Requirement:
Below is a block of records. Copy every line in it that contains the word "message".

Given data:
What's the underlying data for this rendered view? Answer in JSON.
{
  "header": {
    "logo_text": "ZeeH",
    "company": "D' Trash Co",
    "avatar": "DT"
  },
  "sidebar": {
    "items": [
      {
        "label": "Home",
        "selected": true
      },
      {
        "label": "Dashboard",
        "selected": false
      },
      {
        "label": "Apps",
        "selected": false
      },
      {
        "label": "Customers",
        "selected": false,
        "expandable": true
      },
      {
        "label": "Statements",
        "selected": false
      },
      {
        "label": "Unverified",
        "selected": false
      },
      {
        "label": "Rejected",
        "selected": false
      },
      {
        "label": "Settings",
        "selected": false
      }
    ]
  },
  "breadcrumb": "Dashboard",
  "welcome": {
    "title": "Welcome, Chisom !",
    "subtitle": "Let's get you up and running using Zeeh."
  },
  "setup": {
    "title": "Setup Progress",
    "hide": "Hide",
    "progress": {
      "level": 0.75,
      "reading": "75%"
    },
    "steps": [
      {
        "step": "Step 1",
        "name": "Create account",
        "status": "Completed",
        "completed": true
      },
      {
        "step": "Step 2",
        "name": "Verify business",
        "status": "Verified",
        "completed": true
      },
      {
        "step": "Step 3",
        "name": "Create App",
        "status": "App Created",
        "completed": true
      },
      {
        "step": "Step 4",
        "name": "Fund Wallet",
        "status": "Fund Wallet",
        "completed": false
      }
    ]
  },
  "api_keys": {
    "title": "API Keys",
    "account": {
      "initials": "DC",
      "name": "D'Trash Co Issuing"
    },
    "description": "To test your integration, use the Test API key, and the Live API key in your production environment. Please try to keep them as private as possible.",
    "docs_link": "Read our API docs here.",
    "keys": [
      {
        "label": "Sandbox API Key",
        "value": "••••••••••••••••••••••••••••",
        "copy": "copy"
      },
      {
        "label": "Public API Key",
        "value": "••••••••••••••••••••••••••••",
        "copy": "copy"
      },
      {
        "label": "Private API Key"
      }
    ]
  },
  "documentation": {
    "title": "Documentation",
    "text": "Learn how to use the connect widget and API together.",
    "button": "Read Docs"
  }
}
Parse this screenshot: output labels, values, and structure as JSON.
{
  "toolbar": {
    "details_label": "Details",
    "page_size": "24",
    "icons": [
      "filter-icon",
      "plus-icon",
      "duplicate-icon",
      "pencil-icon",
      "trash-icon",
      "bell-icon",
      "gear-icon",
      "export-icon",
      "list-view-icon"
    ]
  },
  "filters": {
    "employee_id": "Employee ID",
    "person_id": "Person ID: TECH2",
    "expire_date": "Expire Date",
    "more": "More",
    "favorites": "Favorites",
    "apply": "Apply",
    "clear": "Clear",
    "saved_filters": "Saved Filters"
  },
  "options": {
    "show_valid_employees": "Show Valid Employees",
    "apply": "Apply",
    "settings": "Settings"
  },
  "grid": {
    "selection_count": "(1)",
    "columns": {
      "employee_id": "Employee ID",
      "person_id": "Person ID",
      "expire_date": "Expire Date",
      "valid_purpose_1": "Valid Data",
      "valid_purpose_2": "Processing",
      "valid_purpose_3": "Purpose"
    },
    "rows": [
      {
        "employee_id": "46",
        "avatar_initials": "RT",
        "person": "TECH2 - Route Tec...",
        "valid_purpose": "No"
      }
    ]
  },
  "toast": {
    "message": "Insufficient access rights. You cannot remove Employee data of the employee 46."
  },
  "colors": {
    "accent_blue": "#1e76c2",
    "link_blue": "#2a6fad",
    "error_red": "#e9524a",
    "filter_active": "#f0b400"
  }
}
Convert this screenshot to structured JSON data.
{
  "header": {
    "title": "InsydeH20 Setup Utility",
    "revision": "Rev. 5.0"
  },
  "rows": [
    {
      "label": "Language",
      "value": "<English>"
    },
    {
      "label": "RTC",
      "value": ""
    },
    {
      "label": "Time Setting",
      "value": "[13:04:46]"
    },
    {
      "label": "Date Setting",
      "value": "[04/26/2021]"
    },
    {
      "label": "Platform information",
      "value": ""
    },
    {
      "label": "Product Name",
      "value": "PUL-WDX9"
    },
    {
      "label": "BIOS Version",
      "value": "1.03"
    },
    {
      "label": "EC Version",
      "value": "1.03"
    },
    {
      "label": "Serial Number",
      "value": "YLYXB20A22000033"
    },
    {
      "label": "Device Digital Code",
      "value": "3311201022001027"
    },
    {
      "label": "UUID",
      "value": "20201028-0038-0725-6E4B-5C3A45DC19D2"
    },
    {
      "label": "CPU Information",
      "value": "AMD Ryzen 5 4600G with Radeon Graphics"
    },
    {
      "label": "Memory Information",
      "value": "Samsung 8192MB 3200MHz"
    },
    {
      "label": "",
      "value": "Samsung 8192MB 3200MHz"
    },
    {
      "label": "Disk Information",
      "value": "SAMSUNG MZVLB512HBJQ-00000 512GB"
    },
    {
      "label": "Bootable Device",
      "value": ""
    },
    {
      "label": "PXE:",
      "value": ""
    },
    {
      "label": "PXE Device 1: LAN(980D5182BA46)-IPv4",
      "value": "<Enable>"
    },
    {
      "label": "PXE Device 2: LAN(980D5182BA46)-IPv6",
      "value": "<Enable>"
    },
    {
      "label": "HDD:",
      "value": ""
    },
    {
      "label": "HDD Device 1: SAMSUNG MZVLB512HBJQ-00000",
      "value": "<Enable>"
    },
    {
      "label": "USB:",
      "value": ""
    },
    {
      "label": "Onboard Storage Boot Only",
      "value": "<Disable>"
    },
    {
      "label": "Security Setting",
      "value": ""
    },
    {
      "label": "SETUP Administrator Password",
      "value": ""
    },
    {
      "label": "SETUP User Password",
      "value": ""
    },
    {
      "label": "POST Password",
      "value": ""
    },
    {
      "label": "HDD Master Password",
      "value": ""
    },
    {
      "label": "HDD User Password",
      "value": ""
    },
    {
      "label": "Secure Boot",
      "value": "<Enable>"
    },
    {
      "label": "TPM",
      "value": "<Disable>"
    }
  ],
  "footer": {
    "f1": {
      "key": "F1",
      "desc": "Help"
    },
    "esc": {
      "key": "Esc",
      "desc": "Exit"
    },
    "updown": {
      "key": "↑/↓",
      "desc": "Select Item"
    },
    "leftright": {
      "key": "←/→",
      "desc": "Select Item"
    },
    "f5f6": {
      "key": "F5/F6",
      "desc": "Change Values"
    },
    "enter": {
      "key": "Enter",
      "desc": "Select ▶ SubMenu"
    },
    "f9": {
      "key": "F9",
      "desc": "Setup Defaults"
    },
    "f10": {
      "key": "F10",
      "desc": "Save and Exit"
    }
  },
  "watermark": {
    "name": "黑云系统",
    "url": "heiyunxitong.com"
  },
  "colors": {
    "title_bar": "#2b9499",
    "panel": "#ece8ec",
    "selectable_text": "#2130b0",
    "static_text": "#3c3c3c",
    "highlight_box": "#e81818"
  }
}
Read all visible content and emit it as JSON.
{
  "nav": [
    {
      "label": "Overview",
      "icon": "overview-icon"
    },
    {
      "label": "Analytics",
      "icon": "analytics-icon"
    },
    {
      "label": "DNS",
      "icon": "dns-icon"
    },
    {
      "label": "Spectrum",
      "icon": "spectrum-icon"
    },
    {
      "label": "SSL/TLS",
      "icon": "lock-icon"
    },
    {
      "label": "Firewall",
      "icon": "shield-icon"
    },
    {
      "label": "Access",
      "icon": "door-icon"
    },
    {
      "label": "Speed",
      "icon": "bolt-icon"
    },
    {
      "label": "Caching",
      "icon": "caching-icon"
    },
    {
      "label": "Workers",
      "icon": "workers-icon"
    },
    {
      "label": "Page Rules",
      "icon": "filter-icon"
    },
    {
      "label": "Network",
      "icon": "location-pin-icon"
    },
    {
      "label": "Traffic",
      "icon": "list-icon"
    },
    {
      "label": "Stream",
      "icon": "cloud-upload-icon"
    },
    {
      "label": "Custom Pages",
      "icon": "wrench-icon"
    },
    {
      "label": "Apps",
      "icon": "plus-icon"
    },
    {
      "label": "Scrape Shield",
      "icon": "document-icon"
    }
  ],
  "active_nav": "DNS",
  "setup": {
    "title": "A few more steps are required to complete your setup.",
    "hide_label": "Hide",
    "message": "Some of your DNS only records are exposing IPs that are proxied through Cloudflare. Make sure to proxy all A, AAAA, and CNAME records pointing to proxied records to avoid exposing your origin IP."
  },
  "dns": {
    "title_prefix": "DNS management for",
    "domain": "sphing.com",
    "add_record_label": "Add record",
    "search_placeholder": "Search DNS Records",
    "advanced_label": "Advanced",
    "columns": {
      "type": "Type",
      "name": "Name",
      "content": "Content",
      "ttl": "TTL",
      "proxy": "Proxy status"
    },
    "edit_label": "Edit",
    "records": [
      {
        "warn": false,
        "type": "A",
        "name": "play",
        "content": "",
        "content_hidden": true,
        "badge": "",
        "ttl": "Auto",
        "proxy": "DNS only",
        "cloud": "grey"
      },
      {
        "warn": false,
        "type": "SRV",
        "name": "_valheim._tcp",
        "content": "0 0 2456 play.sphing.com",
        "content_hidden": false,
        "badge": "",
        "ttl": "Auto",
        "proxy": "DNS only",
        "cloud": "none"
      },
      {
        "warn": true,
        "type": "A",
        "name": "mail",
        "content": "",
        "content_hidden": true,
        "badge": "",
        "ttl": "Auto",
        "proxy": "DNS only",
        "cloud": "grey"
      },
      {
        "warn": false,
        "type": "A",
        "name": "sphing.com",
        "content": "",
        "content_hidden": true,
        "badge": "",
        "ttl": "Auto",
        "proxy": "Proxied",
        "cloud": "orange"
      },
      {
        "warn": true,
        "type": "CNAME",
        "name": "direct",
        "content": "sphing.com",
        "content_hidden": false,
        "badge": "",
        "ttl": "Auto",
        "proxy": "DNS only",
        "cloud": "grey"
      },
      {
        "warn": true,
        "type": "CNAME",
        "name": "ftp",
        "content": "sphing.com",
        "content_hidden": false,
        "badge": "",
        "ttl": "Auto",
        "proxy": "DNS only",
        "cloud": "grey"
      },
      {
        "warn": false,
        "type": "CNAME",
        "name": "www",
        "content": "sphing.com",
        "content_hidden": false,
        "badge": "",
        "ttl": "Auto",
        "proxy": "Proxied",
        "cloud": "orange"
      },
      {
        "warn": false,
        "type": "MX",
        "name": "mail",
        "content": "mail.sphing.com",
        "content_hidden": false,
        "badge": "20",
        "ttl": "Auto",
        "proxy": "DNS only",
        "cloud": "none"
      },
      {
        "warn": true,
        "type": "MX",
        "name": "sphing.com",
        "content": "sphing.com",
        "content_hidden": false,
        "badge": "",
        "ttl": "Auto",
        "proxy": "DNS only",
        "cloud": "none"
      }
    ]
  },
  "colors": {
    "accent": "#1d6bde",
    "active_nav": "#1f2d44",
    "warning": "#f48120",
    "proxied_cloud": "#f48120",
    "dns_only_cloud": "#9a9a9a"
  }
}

Response:
    "message": "Insufficient access rights. You cannot remove Employee data of the employee 46."
    "message": "Some of your DNS only records are exposing IPs that are proxied through Cloudflare. Make sure to proxy all A, AAAA, and CNAME records pointing to proxied records to avoid exposing your origin IP."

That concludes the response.